▶ **Task objective**
Sift the material for lines containing "test", and return them.

▶ **Data for the task**
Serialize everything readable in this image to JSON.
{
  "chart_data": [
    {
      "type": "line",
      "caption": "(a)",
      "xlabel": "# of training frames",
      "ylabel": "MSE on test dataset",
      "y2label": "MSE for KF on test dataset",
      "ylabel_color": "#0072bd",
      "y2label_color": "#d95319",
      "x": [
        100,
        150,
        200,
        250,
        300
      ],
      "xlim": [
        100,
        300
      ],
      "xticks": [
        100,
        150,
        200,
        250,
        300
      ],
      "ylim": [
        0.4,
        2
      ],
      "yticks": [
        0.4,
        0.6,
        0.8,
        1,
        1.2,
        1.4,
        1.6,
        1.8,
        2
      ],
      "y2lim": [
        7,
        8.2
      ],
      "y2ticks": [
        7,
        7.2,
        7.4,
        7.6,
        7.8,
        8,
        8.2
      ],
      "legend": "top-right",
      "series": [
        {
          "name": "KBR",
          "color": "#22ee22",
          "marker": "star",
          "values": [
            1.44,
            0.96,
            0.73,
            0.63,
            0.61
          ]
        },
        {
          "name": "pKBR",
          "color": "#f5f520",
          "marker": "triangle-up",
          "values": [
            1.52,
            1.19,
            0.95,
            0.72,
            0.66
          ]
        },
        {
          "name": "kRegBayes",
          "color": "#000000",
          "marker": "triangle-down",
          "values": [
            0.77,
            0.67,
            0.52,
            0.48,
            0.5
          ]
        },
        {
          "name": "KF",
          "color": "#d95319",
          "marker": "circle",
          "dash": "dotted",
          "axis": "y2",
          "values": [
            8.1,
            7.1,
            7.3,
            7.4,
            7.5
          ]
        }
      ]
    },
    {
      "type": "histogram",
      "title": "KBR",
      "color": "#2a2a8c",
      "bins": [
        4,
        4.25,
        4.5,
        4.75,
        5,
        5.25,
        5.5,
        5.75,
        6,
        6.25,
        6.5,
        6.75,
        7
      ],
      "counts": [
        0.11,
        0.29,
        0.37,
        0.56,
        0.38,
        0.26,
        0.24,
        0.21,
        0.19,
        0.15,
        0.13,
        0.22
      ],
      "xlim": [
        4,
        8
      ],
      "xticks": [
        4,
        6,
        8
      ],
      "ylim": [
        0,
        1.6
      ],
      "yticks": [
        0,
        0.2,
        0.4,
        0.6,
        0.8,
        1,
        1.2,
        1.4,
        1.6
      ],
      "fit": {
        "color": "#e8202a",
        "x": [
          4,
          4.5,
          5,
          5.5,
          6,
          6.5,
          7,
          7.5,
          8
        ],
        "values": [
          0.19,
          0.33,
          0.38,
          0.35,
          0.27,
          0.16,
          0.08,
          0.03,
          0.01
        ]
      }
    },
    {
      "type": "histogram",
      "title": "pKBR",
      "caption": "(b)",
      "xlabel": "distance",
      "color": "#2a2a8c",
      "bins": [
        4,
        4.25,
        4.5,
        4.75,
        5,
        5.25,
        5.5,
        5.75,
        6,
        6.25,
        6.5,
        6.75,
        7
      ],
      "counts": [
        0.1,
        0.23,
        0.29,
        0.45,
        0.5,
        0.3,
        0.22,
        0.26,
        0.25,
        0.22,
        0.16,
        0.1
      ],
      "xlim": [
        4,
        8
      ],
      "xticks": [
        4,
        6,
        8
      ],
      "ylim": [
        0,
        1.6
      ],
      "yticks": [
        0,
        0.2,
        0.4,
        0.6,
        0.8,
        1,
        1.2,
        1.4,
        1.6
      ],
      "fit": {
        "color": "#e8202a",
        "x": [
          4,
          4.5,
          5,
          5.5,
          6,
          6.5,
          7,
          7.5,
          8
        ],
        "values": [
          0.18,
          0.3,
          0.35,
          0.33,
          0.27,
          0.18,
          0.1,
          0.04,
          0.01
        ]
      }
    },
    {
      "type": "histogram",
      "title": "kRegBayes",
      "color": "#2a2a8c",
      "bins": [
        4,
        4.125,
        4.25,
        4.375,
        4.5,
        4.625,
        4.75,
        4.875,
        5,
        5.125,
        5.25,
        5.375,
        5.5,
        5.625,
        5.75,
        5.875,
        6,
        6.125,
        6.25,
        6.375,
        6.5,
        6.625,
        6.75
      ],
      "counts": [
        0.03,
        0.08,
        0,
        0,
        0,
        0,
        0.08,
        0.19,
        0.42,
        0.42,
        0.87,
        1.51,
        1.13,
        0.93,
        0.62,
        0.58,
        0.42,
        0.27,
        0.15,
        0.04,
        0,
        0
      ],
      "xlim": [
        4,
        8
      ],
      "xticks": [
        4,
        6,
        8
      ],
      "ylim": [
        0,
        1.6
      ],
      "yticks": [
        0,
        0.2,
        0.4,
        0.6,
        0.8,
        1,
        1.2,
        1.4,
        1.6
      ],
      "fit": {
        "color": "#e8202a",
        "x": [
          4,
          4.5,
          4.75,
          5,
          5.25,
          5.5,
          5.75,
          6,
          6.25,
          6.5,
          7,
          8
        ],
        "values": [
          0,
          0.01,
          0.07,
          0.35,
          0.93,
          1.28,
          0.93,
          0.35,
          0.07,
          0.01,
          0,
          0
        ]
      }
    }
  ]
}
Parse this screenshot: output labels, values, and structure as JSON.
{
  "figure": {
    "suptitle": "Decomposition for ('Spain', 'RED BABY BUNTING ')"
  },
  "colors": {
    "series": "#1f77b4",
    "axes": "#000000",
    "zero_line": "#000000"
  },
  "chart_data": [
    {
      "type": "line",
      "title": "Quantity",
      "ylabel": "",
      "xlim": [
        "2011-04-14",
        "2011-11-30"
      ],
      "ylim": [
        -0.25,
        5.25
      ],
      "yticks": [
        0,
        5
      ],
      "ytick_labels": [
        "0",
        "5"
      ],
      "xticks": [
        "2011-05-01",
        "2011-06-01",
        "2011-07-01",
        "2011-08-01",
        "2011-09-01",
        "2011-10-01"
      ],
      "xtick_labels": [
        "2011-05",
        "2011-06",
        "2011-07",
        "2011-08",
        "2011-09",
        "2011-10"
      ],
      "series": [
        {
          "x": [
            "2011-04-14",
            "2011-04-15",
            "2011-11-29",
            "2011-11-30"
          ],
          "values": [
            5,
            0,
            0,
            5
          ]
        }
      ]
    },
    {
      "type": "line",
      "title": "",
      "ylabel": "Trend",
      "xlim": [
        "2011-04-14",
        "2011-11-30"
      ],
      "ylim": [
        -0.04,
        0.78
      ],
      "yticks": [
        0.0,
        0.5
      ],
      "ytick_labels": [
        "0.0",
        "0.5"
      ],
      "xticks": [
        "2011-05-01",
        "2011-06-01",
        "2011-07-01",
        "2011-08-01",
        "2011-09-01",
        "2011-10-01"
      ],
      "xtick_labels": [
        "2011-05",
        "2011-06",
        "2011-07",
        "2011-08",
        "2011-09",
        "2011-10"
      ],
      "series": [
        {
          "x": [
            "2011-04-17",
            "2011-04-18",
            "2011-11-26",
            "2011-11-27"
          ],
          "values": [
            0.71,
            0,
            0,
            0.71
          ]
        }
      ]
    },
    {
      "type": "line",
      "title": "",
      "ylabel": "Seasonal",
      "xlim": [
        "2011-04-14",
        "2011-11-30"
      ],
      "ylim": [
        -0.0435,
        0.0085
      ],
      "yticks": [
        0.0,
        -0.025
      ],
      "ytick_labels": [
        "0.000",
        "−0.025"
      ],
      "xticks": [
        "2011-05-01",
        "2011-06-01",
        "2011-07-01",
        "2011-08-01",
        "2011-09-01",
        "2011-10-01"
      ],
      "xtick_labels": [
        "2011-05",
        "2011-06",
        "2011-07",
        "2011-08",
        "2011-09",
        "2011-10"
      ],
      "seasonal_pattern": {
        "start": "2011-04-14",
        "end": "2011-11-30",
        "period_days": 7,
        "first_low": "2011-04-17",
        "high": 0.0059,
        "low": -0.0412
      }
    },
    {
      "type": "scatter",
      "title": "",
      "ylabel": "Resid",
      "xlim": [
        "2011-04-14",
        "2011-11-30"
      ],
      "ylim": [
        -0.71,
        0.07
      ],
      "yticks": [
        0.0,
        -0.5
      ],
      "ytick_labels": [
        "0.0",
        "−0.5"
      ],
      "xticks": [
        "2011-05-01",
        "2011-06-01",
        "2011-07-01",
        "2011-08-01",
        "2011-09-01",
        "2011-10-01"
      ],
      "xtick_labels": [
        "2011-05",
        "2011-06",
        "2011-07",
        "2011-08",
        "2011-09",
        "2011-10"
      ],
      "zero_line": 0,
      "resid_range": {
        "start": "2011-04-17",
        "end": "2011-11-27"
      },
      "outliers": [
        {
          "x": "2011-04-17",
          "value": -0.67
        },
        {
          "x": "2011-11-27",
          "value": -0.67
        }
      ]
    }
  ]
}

▶ **The output**
      "ylabel": "MSE on test dataset",
      "y2label": "MSE for KF on test dataset",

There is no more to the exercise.